EXERCISE REQUIREMENTS:
Pick out every line in the records below that contains the word "Location", and copy each of those lines in full.

SUPPLIED MATERIAL:
- - -

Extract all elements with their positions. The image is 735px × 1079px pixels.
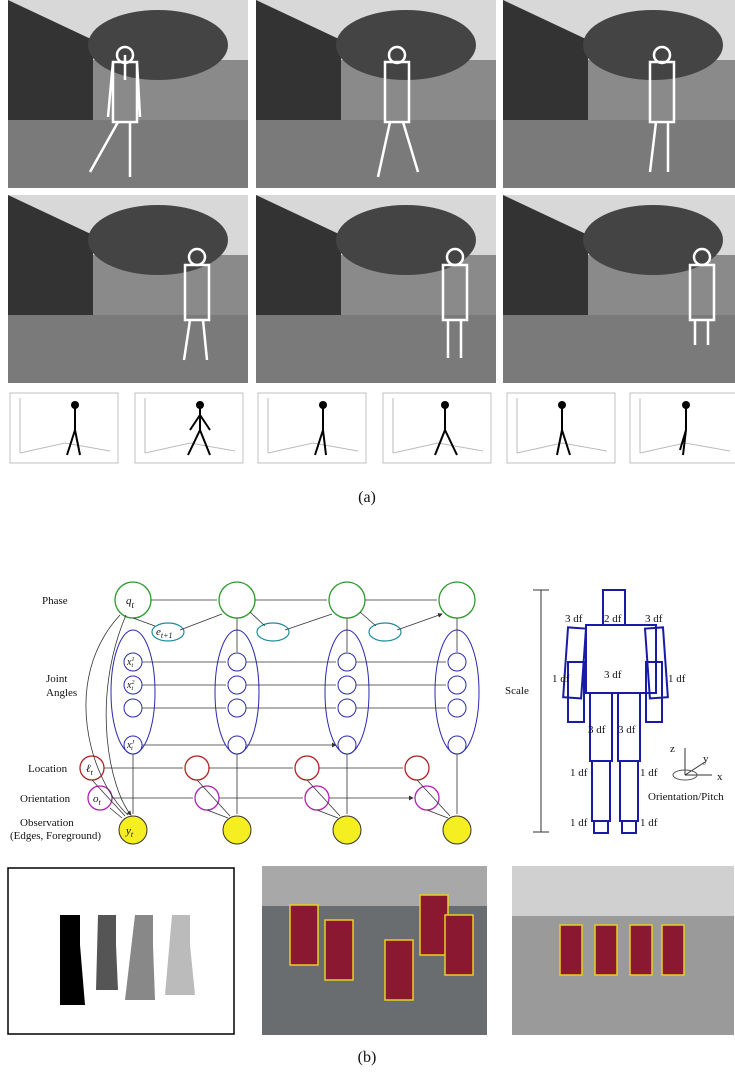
node-label: t — [91, 768, 94, 777]
row-label: Observation — [20, 817, 74, 829]
caption: (a) — [358, 489, 376, 506]
row-label: Angles — [46, 687, 77, 699]
df-label: 3 df — [604, 669, 622, 681]
row-label: Joint — [46, 673, 67, 685]
results — [8, 866, 734, 1035]
pose-plots — [10, 393, 735, 463]
node-label: t — [131, 746, 133, 752]
df-label: 1 df — [552, 673, 570, 685]
svg-text:et+1: et+1 — [156, 626, 173, 640]
video-frames — [8, 0, 735, 383]
node-label: t — [131, 663, 133, 669]
df-label: 1 df — [640, 817, 658, 829]
node-label: t — [99, 798, 102, 807]
df-label: 3 df — [565, 613, 583, 625]
orientation-label: Orientation/Pitch — [648, 791, 724, 803]
caption: (b) — [358, 1049, 377, 1066]
df-label: 2 df — [604, 613, 622, 625]
node-label: t+1 — [161, 631, 173, 640]
row-label: Orientation — [20, 793, 71, 805]
axis-label: z — [670, 743, 675, 755]
graphical-model: Phase Joint Angles Location Orientation … — [10, 582, 479, 844]
body-model: Scale 3 df 2 df 3 df 3 df 1 df 1 df 3 df… — [505, 590, 724, 833]
svg-text:x1t: x1t — [126, 657, 134, 669]
df-label: 3 df — [618, 724, 636, 736]
df-label: 1 df — [570, 817, 588, 829]
df-label: 1 df — [668, 673, 686, 685]
df-label: 3 df — [645, 613, 663, 625]
df-label: 1 df — [640, 767, 658, 779]
row-label: Location — [28, 763, 68, 775]
svg-text:qt: qt — [126, 595, 135, 610]
svg-text:x2t: x2t — [126, 680, 134, 692]
axis-label: y — [703, 753, 709, 765]
row-label: (Edges, Foreground) — [10, 830, 101, 842]
figure: (a) Phase Joint Angles Location Orientat… — [0, 0, 735, 1074]
svg-text:ot: ot — [93, 793, 102, 807]
row-label: Phase — [42, 595, 68, 607]
scale-label: Scale — [505, 685, 529, 697]
node-label: t — [132, 600, 135, 610]
svg-text:xJt: xJt — [126, 740, 134, 752]
node-label: t — [131, 686, 133, 692]
axis-label: x — [717, 771, 723, 783]
svg-text:ℓt: ℓt — [86, 763, 94, 777]
df-label: 1 df — [570, 767, 588, 779]
df-label: 3 df — [588, 724, 606, 736]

- - -

WRITTEN SOLUTION:
graphical-model: Phase Joint Angles Location Orientation … — [10, 582, 479, 844]
row-label: Location — [28, 763, 68, 775]
figure: (a) Phase Joint Angles Location Orientat… — [0, 0, 735, 1074]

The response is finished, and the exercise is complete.